GIVEN PROBLEM: Identify the lines that contain the string "वभवनभ" and copy all of them.

INFORMATION PROVIDED:
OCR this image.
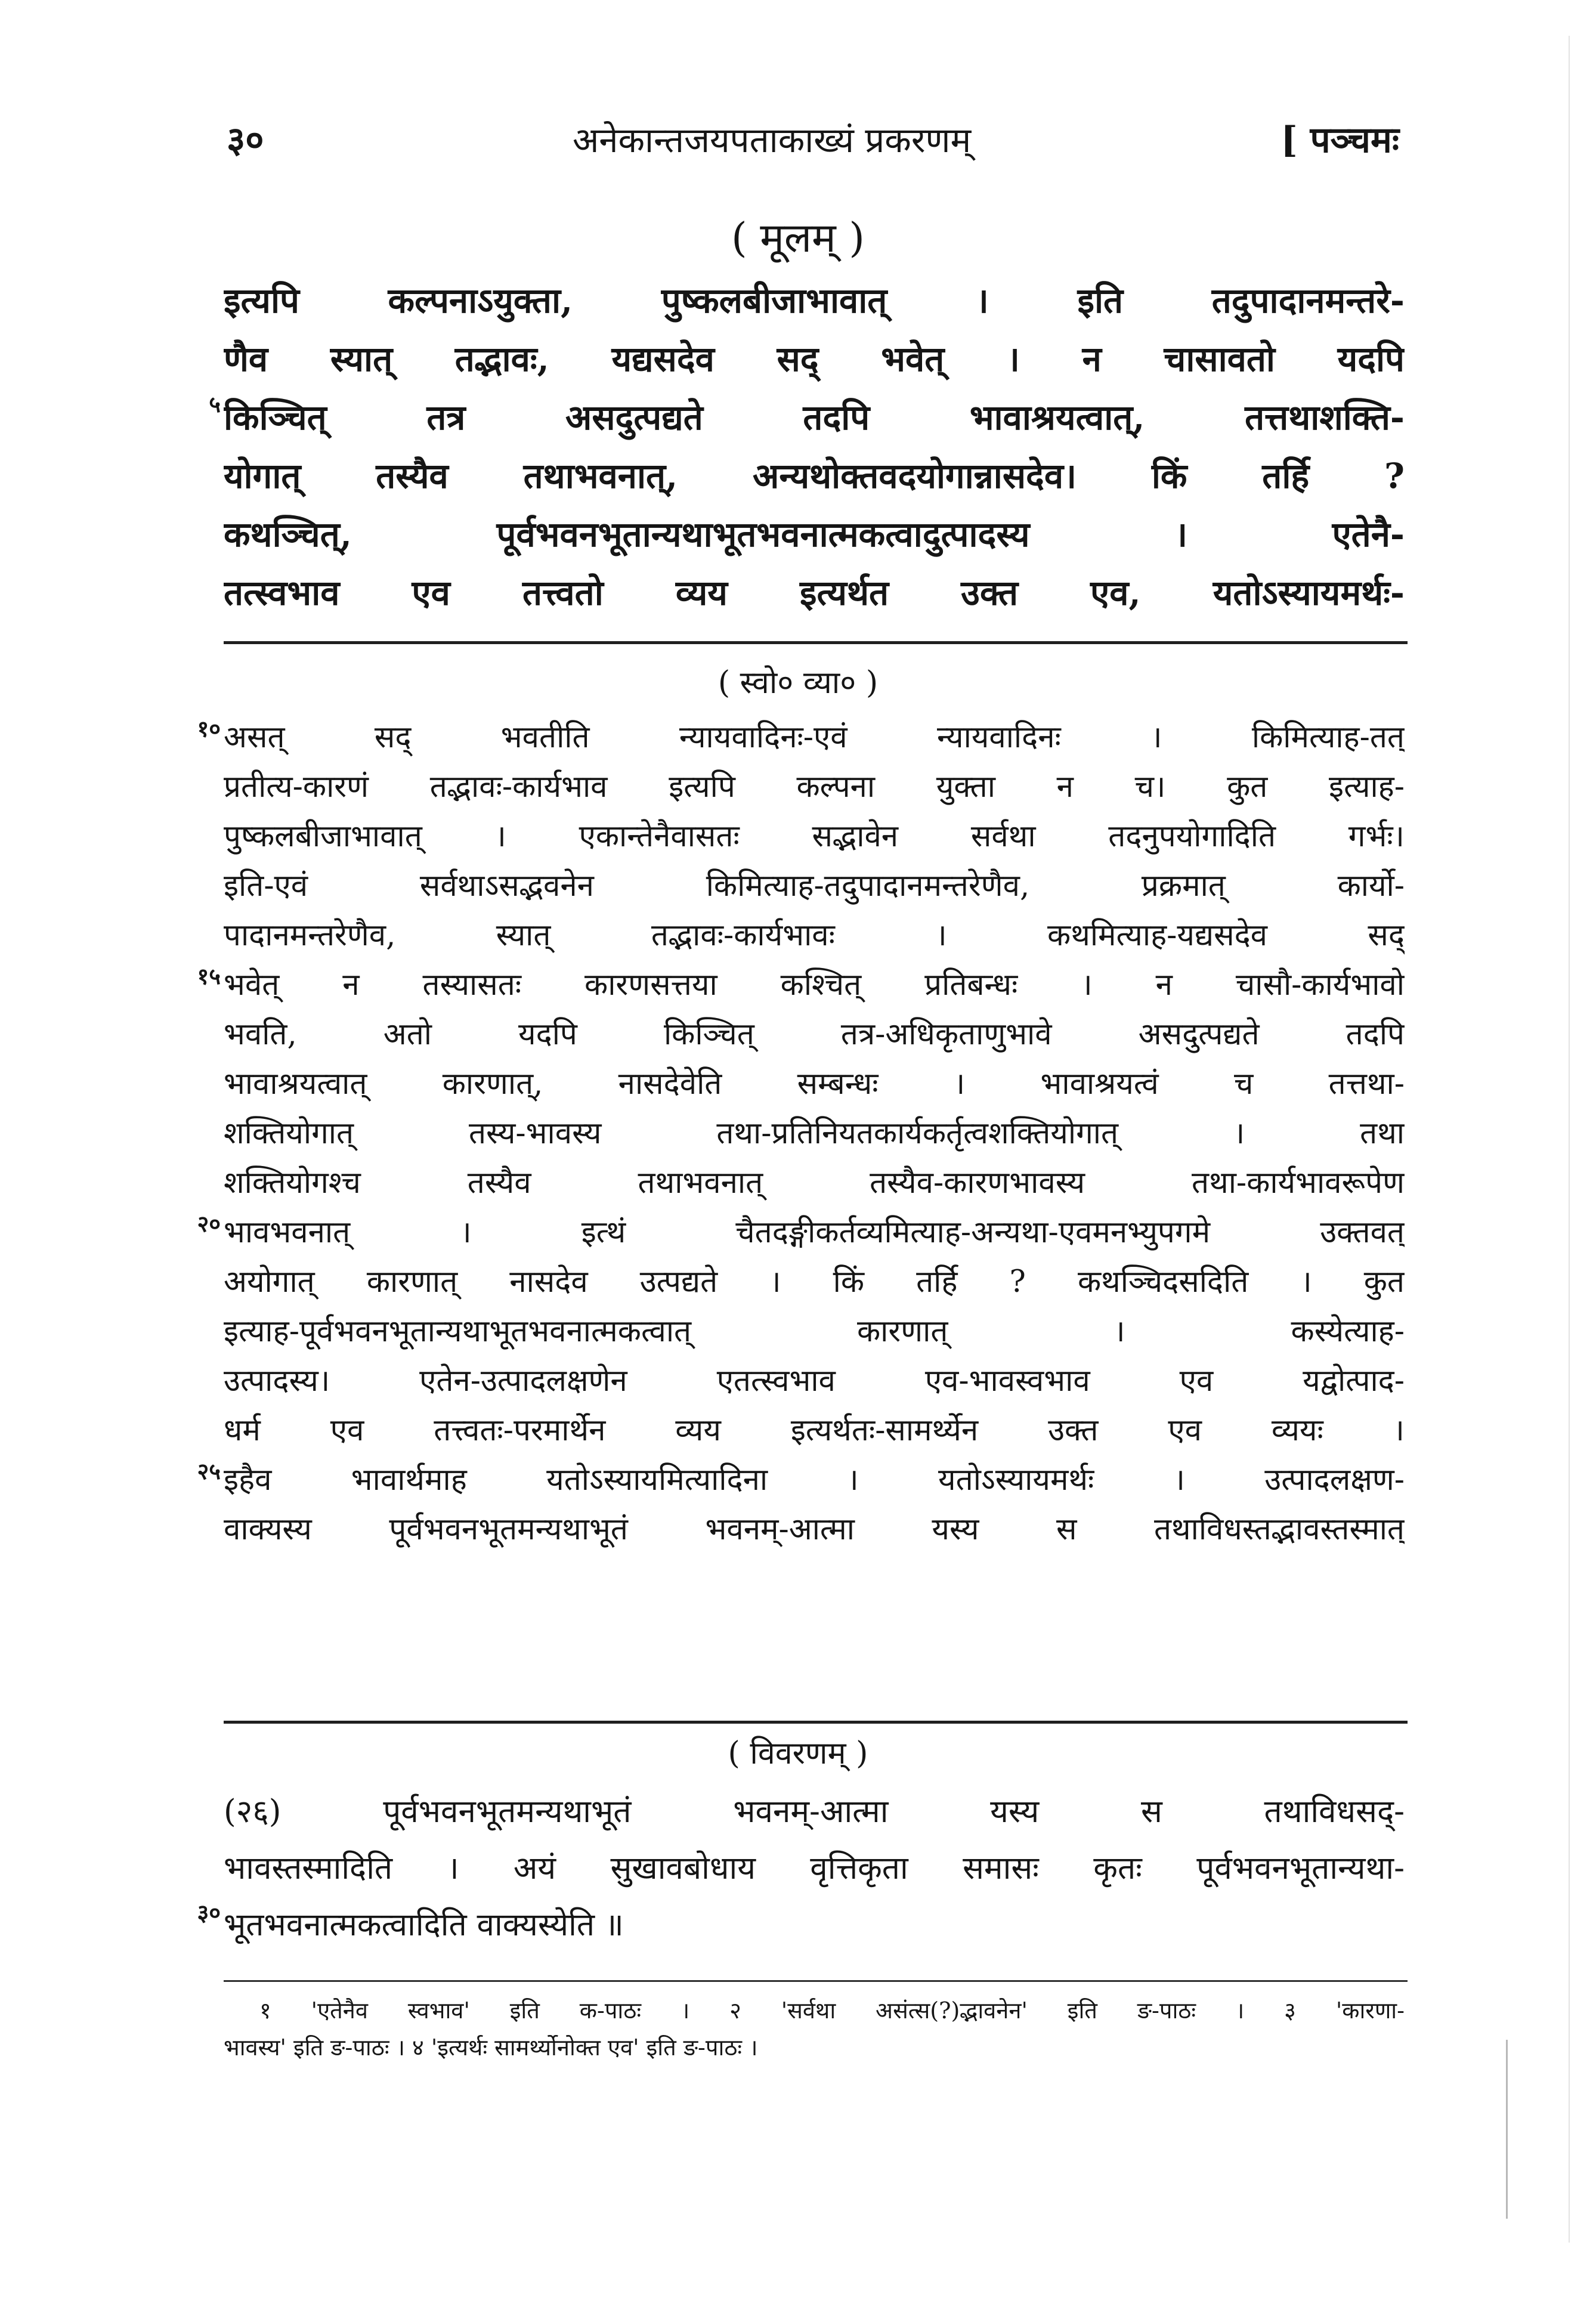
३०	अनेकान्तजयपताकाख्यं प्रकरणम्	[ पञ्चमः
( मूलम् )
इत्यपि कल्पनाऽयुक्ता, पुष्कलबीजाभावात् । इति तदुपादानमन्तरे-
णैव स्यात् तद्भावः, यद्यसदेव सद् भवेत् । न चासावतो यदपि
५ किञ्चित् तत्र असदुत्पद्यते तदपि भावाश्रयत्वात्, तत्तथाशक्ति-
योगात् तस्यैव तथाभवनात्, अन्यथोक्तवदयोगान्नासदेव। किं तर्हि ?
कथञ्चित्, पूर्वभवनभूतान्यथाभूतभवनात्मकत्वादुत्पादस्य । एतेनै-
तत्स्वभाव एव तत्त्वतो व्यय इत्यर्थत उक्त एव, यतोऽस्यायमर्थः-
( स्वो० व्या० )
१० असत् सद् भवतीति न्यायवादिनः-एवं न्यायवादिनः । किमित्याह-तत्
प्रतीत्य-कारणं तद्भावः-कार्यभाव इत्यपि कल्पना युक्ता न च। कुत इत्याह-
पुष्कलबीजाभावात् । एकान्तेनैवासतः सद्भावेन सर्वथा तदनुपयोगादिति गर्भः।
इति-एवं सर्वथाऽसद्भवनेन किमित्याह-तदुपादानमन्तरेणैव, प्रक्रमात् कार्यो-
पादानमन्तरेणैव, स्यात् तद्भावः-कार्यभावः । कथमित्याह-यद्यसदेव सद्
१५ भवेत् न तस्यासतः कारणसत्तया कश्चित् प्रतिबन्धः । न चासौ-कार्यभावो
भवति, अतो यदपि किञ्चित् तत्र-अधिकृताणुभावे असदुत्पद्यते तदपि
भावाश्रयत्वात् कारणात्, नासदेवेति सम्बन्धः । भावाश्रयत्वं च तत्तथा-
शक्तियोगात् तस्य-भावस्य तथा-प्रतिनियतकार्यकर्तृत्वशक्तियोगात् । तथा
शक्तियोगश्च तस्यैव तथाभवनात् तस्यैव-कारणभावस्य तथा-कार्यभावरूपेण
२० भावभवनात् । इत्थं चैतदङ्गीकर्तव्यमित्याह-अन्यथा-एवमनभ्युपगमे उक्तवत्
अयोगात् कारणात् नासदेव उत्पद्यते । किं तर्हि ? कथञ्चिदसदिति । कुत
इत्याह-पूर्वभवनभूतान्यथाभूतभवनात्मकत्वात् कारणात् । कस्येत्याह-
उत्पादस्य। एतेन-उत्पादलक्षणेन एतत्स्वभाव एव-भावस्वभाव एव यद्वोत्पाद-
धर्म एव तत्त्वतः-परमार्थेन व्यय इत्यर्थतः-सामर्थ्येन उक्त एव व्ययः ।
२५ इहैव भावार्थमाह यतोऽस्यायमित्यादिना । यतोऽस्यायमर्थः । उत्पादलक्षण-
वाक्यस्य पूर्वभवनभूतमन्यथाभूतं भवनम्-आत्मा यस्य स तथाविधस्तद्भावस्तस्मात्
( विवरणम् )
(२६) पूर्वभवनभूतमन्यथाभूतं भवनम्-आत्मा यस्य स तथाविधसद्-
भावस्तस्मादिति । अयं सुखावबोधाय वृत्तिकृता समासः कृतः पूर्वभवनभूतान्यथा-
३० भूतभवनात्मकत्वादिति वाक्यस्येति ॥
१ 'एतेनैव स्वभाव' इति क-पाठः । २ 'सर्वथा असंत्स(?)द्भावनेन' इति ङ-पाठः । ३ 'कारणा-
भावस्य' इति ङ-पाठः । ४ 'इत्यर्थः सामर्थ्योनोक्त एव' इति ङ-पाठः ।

EXERCISE OUTPUT:
कथञ्चित्, पूर्वभवनभूतान्यथाभूतभवनात्मकत्वादुत्पादस्य । एतेनै-
इत्याह-पूर्वभवनभूतान्यथाभूतभवनात्मकत्वात् कारणात् । कस्येत्याह-
वाक्यस्य पूर्वभवनभूतमन्यथाभूतं भवनम्-आत्मा यस्य स तथाविधस्तद्भावस्तस्मात्
(२६) पूर्वभवनभूतमन्यथाभूतं भवनम्-आत्मा यस्य स तथाविधसद्-
भावस्तस्मादिति । अयं सुखावबोधाय वृत्तिकृता समासः कृतः पूर्वभवनभूतान्यथा-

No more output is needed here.